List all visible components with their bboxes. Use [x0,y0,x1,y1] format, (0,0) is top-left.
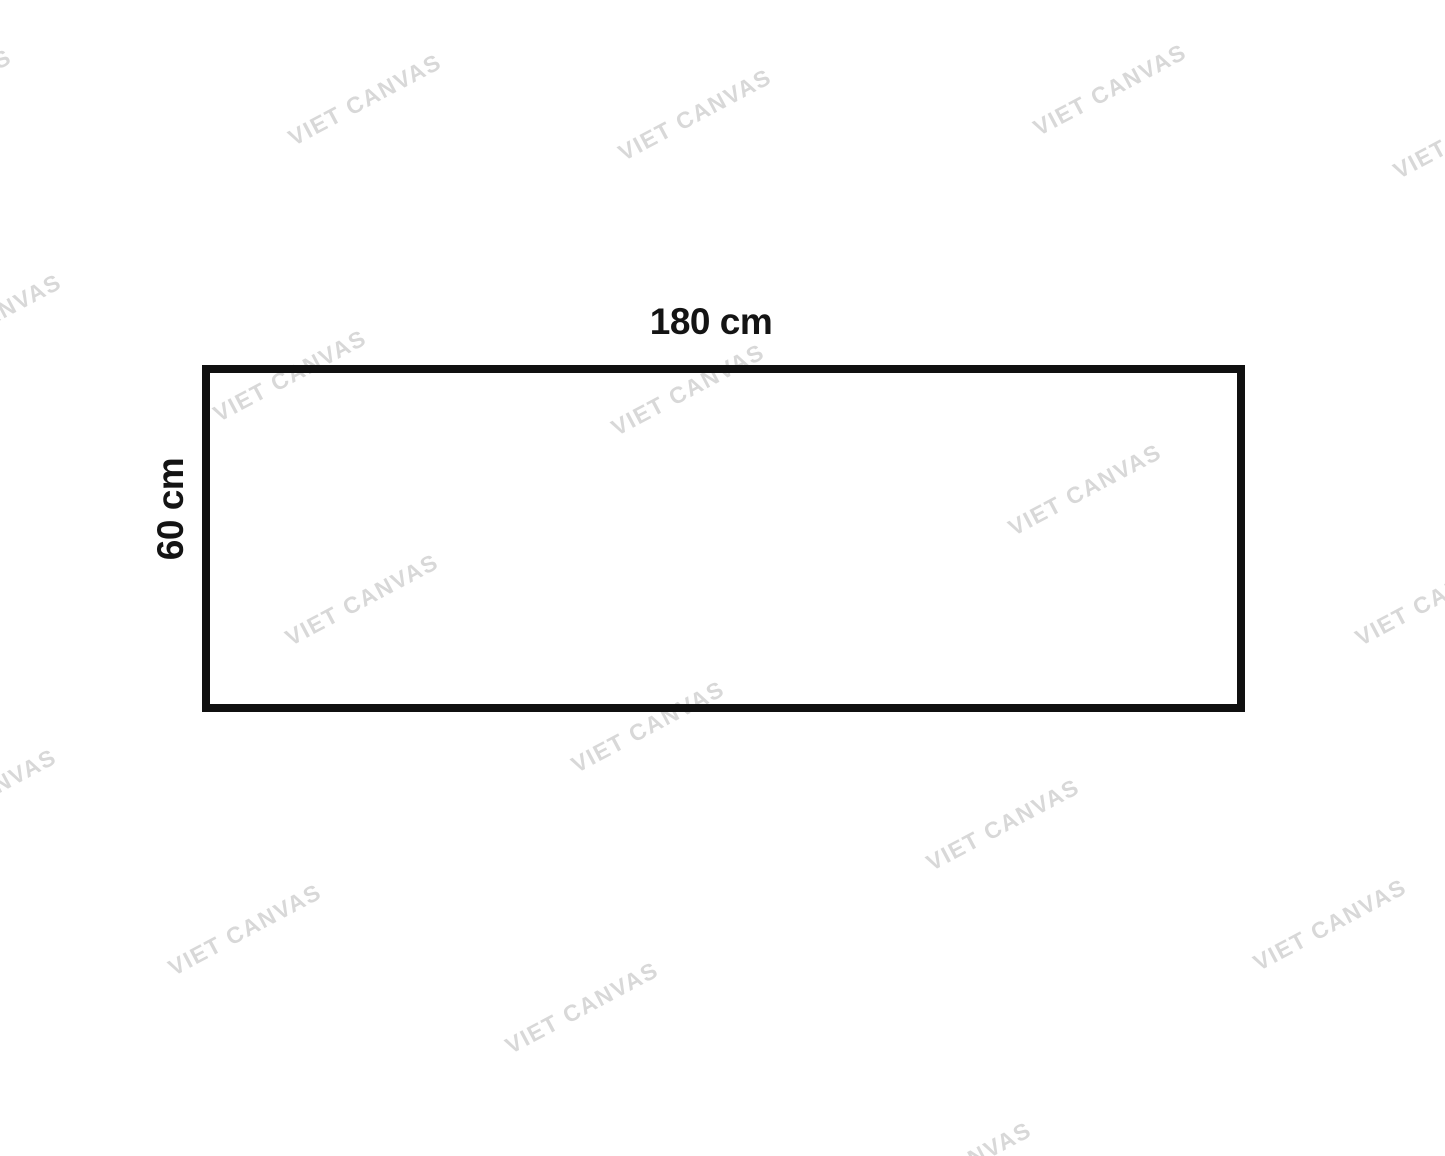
watermark-text: VIET CANVAS [874,1116,1036,1156]
watermark-text: VIET CANVAS [501,956,663,1059]
watermark-text: VIET CANVAS [922,773,1084,876]
watermark-text: VIET CANVAS [1351,548,1445,651]
watermark-text: VIET CANVAS [0,743,61,846]
width-dimension-label: 180 cm [650,301,773,343]
watermark-text: VIET CANVAS [0,268,66,371]
watermark-text: VIET CANVAS [1249,873,1411,976]
watermark-text: VIET CANVAS [1389,81,1445,184]
canvas-frame-rectangle [202,365,1245,712]
height-dimension-label: 60 cm [150,458,192,560]
watermark-text: VIET CANVAS [164,878,326,981]
watermark-text: VIET CANVAS [614,63,776,166]
watermark-text: VIET CANVAS [284,48,446,151]
watermark-text: VIET CANVAS [0,43,16,146]
canvas-size-diagram: VIET CANVASVIET CANVASVIET CANVASVIET CA… [0,0,1445,1156]
watermark-text: VIET CANVAS [1029,38,1191,141]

____________________

- **Exercise brief**:
Convert the lines above into a Markdown table with two columns, Row and Line, numbering each row in order. Skip any blank lines, and leave the picture out.

- **Response**:
| Row | Line |
|---|---|
| 1 | List all visible components with their bboxes. Use [x0,y0,x1,y1] format, (0,0) is top-left. |
| 2 | watermark-text: VIET CANVAS [874,1116,1036,1156] |
| 3 | watermark-text: VIET CANVAS [501,956,663,1059] |
| 4 | watermark-text: VIET CANVAS [922,773,1084,876] |
| 5 | watermark-text: VIET CANVAS [1351,548,1445,651] |
| 6 | watermark-text: VIET CANVAS [0,743,61,846] |
| 7 | width-dimension-label: 180 cm [650,301,773,343] |
| 8 | watermark-text: VIET CANVAS [0,268,66,371] |
| 9 | watermark-text: VIET CANVAS [1249,873,1411,976] |
| 10 | watermark-text: VIET CANVAS [1389,81,1445,184] |
| 11 | canvas-frame-rectangle [202,365,1245,712] |
| 12 | height-dimension-label: 60 cm [150,458,192,560] |
| 13 | watermark-text: VIET CANVAS [164,878,326,981] |
| 14 | watermark-text: VIET CANVAS [614,63,776,166] |
| 15 | watermark-text: VIET CANVAS [284,48,446,151] |
| 16 | watermark-text: VIET CANVAS [0,43,16,146] |
| 17 | canvas-size-diagram: VIET CANVASVIET CANVASVIET CANVASVIET CA… [0,0,1445,1156] |
| 18 | watermark-text: VIET CANVAS [1029,38,1191,141] |